■ RECORDS FOR THE TASK

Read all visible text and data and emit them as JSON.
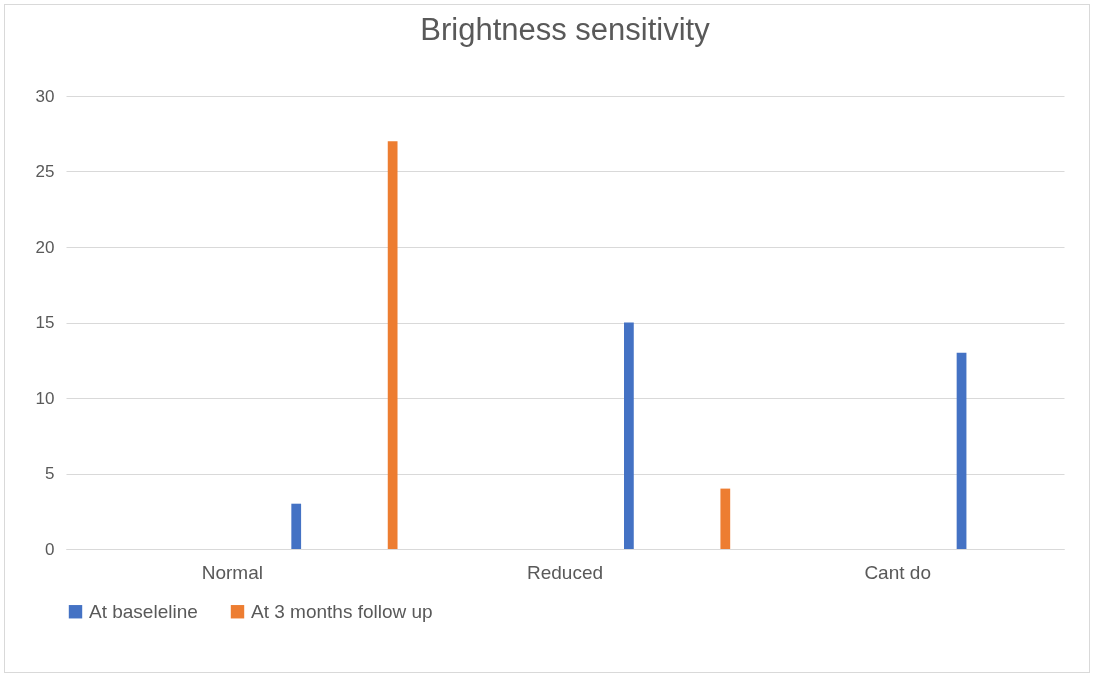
{
  "chart_data": {
    "type": "bar",
    "title": "Brightness sensitivity",
    "categories": [
      "Normal",
      "Reduced",
      "Cant do"
    ],
    "series": [
      {
        "name": "At baseleline",
        "color": "#4472c4",
        "values": [
          3,
          15,
          13
        ]
      },
      {
        "name": "At 3 months follow up",
        "color": "#ed7d31",
        "values": [
          27,
          4,
          0
        ]
      }
    ],
    "ylim": [
      0,
      30
    ],
    "yticks": [
      0,
      5,
      10,
      15,
      20,
      25,
      30
    ],
    "grid": "y",
    "legend": "bottom"
  }
}
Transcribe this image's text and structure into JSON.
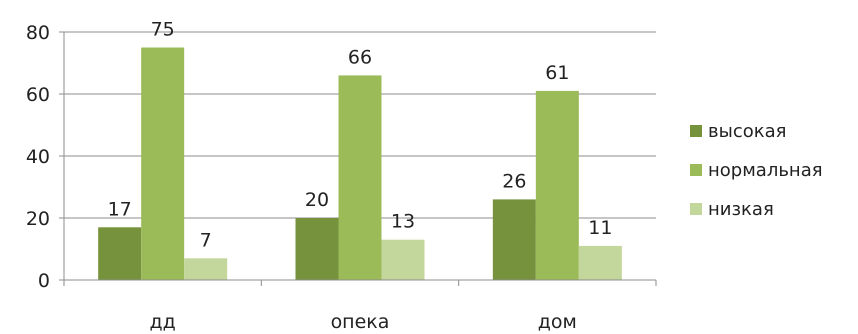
{
  "chart_data": {
    "type": "bar",
    "title": "",
    "xlabel": "",
    "ylabel": "",
    "categories": [
      "дд",
      "опека",
      "дом"
    ],
    "ylim": [
      0,
      80
    ],
    "yticks": [
      0,
      20,
      40,
      60,
      80
    ],
    "grid": true,
    "legend_position": "right",
    "series": [
      {
        "name": "высокая",
        "values": [
          17,
          20,
          26
        ],
        "color": "#76923c"
      },
      {
        "name": "нормальная",
        "values": [
          75,
          66,
          61
        ],
        "color": "#9bbb59"
      },
      {
        "name": "низкая",
        "values": [
          7,
          13,
          11
        ],
        "color": "#c3d69b"
      }
    ]
  }
}
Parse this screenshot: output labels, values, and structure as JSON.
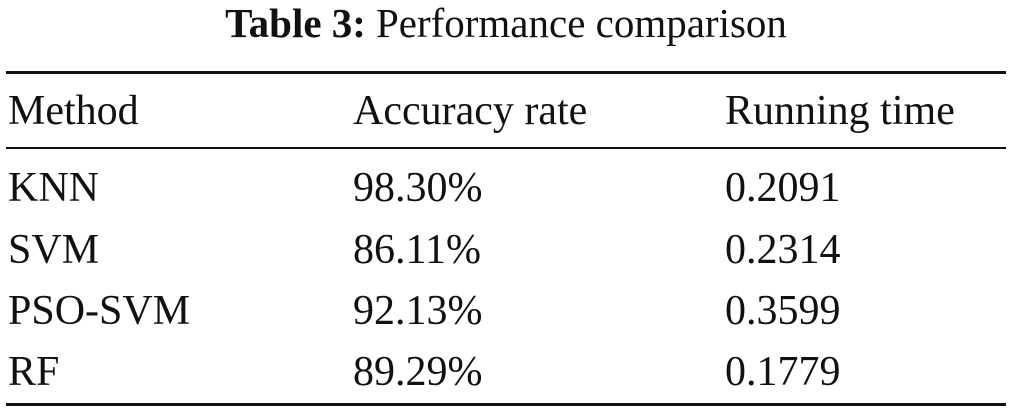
{
  "caption": {
    "label": "Table 3:",
    "text": "Performance comparison"
  },
  "table": {
    "header": [
      "Method",
      "Accuracy rate",
      "Running time"
    ],
    "rows": [
      [
        "KNN",
        "98.30%",
        "0.2091"
      ],
      [
        "SVM",
        "86.11%",
        "0.2314"
      ],
      [
        "PSO-SVM",
        "92.13%",
        "0.3599"
      ],
      [
        "RF",
        "89.29%",
        "0.1779"
      ]
    ]
  }
}
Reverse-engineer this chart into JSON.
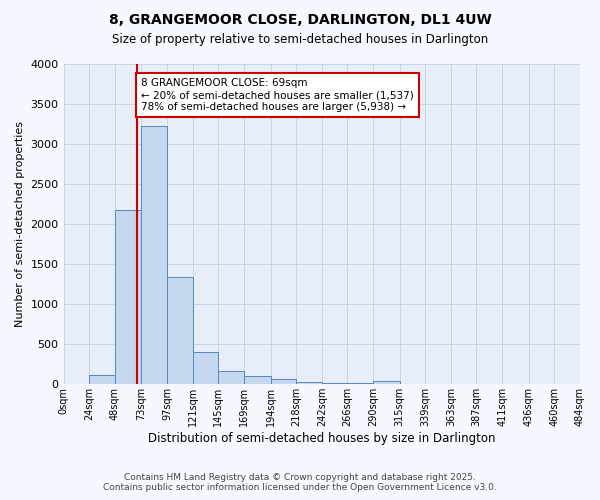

■ DIRECTIVE
Copy out every line of the data that includes the word "structure".

■ SOLUTION BELOW
Transcribe this image's text and structure into JSON.
Parse this screenshot: output labels, values, and structure as JSON.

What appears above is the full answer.